'''
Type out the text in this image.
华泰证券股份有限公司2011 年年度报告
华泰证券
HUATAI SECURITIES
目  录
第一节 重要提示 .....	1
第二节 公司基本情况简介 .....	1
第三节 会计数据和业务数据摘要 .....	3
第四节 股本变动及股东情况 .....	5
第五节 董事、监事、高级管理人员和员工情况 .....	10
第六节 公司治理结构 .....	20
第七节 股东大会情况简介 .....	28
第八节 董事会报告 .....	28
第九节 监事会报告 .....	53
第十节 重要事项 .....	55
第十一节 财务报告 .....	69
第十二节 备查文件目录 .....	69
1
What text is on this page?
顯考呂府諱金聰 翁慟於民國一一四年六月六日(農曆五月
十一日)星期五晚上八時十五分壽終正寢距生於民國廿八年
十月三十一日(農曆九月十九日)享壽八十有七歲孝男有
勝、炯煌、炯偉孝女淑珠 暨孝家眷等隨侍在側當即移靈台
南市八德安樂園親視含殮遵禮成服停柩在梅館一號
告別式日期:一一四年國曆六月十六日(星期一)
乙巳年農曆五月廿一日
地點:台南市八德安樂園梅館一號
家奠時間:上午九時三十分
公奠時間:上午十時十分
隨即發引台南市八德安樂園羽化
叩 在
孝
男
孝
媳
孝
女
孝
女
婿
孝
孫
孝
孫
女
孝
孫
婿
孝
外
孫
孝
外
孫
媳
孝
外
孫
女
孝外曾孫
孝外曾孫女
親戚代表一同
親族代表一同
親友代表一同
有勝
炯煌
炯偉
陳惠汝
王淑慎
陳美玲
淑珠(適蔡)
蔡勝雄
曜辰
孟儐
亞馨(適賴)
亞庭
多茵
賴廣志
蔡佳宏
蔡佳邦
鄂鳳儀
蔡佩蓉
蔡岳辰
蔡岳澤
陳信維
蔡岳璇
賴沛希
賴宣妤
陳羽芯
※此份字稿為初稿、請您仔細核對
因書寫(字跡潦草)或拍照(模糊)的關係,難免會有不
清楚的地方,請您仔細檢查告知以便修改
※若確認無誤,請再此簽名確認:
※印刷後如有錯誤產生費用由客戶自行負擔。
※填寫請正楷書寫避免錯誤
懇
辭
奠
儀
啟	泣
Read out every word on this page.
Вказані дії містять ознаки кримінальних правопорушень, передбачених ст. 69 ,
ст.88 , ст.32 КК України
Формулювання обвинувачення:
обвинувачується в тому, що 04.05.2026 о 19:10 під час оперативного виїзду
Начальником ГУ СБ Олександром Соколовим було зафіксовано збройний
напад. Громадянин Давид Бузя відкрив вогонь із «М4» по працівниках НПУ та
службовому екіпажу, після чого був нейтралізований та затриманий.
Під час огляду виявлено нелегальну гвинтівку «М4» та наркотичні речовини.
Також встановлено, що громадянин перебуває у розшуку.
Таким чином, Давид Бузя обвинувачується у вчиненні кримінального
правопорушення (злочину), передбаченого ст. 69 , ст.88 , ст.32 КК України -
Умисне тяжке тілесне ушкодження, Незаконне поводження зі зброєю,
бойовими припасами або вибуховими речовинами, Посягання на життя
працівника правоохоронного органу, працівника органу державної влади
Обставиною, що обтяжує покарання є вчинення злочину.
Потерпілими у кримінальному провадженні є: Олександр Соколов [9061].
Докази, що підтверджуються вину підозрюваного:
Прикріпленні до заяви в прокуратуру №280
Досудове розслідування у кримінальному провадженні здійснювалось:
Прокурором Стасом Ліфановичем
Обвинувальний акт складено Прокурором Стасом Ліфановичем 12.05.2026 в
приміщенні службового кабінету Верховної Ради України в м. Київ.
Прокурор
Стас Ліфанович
'''
Output all of the material exactly as written.

**Final answer**
Type out the text in this image.
华泰证券股份有限公司2011 年年度报告
华泰证券
HUATAI SECURITIES
目  录
第一节 重要提示 .....	1
第二节 公司基本情况简介 .....	1
第三节 会计数据和业务数据摘要 .....	3
第四节 股本变动及股东情况 .....	5
第五节 董事、监事、高级管理人员和员工情况 .....	10
第六节 公司治理结构 .....	20
第七节 股东大会情况简介 .....	28
第八节 董事会报告 .....	28
第九节 监事会报告 .....	53
第十节 重要事项 .....	55
第十一节 财务报告 .....	69
第十二节 备查文件目录 .....	69
1
What text is on this page?
顯考呂府諱金聰 翁慟於民國一一四年六月六日(農曆五月
十一日)星期五晚上八時十五分壽終正寢距生於民國廿八年
十月三十一日(農曆九月十九日)享壽八十有七歲孝男有
勝、炯煌、炯偉孝女淑珠 暨孝家眷等隨侍在側當即移靈台
南市八德安樂園親視含殮遵禮成服停柩在梅館一號
告別式日期:一一四年國曆六月十六日(星期一)
乙巳年農曆五月廿一日
地點:台南市八德安樂園梅館一號
家奠時間:上午九時三十分
公奠時間:上午十時十分
隨即發引台南市八德安樂園羽化
叩 在
孝
男
孝
媳
孝
女
孝
女
婿
孝
孫
孝
孫
女
孝
孫
婿
孝
外
孫
孝
外
孫
媳
孝
外
孫
女
孝外曾孫
孝外曾孫女
親戚代表一同
親族代表一同
親友代表一同
有勝
炯煌
炯偉
陳惠汝
王淑慎
陳美玲
淑珠(適蔡)
蔡勝雄
曜辰
孟儐
亞馨(適賴)
亞庭
多茵
賴廣志
蔡佳宏
蔡佳邦
鄂鳳儀
蔡佩蓉
蔡岳辰
蔡岳澤
陳信維
蔡岳璇
賴沛希
賴宣妤
陳羽芯
※此份字稿為初稿、請您仔細核對
因書寫(字跡潦草)或拍照(模糊)的關係,難免會有不
清楚的地方,請您仔細檢查告知以便修改
※若確認無誤,請再此簽名確認:
※印刷後如有錯誤產生費用由客戶自行負擔。
※填寫請正楷書寫避免錯誤
懇
辭
奠
儀
啟	泣
Read out every word on this page.
Вказані дії містять ознаки кримінальних правопорушень, передбачених ст. 69 ,
ст.88 , ст.32 КК України
Формулювання обвинувачення:
обвинувачується в тому, що 04.05.2026 о 19:10 під час оперативного виїзду
Начальником ГУ СБ Олександром Соколовим було зафіксовано збройний
напад. Громадянин Давид Бузя відкрив вогонь із «М4» по працівниках НПУ та
службовому екіпажу, після чого був нейтралізований та затриманий.
Під час огляду виявлено нелегальну гвинтівку «М4» та наркотичні речовини.
Також встановлено, що громадянин перебуває у розшуку.
Таким чином, Давид Бузя обвинувачується у вчиненні кримінального
правопорушення (злочину), передбаченого ст. 69 , ст.88 , ст.32 КК України -
Умисне тяжке тілесне ушкодження, Незаконне поводження зі зброєю,
бойовими припасами або вибуховими речовинами, Посягання на життя
працівника правоохоронного органу, працівника органу державної влади
Обставиною, що обтяжує покарання є вчинення злочину.
Потерпілими у кримінальному провадженні є: Олександр Соколов [9061].
Докази, що підтверджуються вину підозрюваного:
Прикріпленні до заяви в прокуратуру №280
Досудове розслідування у кримінальному провадженні здійснювалось:
Прокурором Стасом Ліфановичем
Обвинувальний акт складено Прокурором Стасом Ліфановичем 12.05.2026 в
приміщенні службового кабінету Верховної Ради України в м. Київ.
Прокурор
Стас Ліфанович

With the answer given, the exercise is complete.